* BEGIN DATASET RECORDS *

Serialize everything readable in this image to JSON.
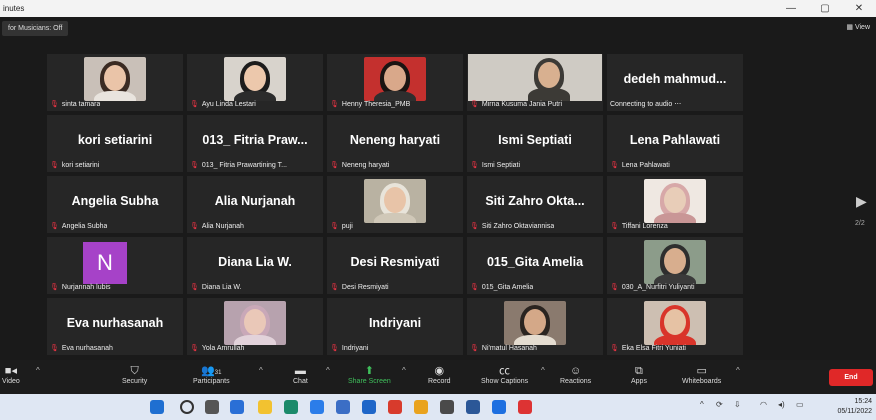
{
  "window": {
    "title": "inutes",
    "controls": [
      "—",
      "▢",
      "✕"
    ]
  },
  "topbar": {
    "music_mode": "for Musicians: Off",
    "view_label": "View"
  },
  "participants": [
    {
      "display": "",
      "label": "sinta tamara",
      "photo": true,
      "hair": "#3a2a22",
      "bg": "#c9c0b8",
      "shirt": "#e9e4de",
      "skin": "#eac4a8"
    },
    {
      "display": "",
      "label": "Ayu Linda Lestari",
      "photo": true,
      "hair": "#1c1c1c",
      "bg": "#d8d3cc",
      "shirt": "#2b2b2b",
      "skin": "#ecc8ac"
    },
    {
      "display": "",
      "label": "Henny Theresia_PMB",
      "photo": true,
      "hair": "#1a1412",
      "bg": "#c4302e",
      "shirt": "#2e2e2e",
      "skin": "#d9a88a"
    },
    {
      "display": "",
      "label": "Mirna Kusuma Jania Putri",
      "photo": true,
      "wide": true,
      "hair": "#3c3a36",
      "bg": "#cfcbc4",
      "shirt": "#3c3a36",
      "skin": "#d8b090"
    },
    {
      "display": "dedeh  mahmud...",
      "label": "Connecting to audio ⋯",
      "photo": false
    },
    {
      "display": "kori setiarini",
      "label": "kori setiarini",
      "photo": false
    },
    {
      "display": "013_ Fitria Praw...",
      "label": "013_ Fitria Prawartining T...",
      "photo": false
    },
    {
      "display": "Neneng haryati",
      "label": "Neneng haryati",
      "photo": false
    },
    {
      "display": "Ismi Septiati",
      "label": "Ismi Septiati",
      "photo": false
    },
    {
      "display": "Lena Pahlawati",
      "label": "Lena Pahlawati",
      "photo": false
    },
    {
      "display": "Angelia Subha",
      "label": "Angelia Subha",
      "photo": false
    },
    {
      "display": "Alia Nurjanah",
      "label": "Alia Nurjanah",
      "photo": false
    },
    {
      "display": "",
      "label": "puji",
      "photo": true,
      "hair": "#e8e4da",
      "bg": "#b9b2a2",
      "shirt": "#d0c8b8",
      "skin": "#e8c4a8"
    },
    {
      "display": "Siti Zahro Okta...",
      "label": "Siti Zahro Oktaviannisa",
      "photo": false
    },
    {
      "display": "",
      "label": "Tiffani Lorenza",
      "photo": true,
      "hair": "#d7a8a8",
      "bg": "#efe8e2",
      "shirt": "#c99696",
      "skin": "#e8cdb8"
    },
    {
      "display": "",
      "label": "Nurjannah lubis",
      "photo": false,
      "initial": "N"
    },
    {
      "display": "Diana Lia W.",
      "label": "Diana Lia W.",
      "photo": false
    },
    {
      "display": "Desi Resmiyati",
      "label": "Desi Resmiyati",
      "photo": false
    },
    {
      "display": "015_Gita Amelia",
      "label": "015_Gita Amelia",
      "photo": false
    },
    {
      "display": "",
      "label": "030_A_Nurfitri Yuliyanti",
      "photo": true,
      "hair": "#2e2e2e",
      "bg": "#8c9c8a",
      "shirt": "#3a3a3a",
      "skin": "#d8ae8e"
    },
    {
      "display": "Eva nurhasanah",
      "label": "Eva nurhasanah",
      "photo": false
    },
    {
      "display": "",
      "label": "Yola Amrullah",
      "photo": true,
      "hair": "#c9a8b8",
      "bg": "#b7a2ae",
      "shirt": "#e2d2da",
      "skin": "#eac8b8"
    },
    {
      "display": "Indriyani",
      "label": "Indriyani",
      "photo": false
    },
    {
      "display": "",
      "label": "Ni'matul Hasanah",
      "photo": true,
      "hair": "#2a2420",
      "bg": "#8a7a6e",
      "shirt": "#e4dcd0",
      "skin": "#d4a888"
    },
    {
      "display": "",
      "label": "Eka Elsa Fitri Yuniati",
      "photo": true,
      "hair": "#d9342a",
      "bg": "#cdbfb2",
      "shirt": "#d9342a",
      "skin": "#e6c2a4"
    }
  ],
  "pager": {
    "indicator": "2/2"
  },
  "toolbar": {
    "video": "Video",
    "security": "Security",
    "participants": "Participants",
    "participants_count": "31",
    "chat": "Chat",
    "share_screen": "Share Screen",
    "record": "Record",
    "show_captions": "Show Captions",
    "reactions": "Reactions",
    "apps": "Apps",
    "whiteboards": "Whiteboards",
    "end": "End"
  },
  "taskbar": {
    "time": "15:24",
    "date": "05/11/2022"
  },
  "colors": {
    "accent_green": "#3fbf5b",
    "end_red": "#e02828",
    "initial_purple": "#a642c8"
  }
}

* END DATASET RECORDS *
* BEGIN DATASET RECORDS *

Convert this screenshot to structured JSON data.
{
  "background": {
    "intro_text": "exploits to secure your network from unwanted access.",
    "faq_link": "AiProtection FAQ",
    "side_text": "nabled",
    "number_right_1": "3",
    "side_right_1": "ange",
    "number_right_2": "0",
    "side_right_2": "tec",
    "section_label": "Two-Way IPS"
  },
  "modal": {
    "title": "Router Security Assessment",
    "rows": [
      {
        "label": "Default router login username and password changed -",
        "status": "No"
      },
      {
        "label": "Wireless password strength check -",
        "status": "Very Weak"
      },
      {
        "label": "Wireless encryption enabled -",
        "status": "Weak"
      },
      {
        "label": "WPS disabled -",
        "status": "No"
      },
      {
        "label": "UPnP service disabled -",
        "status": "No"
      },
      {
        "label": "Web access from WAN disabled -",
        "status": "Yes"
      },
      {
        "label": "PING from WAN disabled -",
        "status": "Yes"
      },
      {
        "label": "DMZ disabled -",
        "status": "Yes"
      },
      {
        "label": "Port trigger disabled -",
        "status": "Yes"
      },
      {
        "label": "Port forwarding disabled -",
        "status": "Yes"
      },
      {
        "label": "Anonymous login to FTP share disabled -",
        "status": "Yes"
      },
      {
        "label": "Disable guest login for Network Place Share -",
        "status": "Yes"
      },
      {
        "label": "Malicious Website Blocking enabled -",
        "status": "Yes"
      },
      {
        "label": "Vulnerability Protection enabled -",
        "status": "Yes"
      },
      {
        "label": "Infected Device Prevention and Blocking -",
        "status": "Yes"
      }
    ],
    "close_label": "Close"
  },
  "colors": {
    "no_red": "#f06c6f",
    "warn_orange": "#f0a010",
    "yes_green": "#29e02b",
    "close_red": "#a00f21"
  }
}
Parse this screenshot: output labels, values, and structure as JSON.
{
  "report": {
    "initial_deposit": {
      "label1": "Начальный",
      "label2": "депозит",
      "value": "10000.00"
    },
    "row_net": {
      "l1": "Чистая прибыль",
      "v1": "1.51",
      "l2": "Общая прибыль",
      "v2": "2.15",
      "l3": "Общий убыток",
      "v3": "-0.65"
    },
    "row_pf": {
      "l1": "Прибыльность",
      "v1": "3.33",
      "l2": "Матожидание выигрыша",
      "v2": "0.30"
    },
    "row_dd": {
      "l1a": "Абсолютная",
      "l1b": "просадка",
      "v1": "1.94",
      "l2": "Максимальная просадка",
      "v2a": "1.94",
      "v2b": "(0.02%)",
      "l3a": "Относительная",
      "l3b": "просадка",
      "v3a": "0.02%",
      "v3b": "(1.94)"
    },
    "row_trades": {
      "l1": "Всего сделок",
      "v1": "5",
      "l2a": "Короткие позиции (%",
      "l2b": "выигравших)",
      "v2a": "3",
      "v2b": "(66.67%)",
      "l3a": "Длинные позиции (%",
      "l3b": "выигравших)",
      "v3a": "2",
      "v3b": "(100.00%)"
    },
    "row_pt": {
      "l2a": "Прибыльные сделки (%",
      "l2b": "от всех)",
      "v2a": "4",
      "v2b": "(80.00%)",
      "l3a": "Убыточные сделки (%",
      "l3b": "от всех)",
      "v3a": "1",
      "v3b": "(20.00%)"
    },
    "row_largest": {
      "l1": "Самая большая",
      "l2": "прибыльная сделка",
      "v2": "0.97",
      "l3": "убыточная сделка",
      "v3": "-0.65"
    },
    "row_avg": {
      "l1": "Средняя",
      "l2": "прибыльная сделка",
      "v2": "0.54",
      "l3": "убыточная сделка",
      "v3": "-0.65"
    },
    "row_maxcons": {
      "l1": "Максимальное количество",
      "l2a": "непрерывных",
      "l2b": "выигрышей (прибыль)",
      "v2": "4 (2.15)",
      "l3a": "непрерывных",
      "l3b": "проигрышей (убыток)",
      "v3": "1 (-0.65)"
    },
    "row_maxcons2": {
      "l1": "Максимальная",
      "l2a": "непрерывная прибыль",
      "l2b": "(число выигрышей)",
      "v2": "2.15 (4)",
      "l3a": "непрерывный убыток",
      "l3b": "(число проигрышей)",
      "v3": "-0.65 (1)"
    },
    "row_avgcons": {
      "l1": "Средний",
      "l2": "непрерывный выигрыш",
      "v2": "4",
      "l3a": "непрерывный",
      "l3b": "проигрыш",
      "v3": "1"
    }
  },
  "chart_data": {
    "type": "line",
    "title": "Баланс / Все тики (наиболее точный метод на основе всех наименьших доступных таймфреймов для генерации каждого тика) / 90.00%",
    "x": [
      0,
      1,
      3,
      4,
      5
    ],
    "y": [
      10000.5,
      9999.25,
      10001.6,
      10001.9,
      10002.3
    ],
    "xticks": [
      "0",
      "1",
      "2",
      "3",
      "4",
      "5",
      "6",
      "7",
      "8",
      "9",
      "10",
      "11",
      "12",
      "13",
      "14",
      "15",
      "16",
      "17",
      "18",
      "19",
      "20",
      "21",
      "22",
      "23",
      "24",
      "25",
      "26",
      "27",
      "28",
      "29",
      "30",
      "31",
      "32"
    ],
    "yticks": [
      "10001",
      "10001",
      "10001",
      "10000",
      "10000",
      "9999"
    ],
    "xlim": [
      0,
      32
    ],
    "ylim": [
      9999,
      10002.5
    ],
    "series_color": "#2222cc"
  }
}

* END DATASET RECORDS *
* BEGIN DATASET RECORDS *

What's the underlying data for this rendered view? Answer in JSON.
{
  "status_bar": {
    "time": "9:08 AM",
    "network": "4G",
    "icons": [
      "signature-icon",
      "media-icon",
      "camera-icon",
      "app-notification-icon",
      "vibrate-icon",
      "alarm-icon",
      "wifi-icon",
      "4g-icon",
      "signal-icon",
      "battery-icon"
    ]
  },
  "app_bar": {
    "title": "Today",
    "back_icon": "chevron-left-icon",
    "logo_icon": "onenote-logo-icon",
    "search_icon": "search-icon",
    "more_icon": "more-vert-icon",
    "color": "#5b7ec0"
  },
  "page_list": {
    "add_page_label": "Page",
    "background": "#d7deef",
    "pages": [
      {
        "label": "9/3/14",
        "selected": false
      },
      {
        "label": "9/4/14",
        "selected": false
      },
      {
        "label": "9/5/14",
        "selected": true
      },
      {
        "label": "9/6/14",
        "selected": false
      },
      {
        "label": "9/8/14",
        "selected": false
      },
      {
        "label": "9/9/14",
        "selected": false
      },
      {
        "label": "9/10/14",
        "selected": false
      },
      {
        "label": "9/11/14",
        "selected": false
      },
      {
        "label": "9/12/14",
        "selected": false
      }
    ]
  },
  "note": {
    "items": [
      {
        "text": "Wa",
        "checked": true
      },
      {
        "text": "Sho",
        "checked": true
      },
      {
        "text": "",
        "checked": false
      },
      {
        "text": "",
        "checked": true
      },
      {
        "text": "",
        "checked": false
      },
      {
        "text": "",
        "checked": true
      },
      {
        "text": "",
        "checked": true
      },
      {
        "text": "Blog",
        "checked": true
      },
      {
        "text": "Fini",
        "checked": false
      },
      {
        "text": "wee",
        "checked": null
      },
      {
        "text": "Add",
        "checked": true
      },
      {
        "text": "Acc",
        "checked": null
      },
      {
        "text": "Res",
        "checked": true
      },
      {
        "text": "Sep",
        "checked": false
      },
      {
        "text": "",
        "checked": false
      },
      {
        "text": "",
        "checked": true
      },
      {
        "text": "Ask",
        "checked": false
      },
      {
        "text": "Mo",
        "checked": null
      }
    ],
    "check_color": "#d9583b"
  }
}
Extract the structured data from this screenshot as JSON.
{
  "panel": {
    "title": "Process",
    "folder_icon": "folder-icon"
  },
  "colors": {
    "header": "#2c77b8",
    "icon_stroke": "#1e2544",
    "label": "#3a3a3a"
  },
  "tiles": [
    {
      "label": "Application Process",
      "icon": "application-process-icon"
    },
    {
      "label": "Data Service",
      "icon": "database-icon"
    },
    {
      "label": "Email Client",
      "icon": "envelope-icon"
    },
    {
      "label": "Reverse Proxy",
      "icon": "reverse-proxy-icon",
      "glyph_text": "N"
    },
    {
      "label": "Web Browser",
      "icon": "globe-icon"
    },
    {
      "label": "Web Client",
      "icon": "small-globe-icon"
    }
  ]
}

* END DATASET RECORDS *

TASK DIRECTIONS:
In the entries above, identify each line that includes the string "убыток", then copy it.

PROBLEM SOLUTION:
      "l3": "Общий убыток",
      "l3b": "проигрышей (убыток)",
      "l3a": "непрерывный убыток",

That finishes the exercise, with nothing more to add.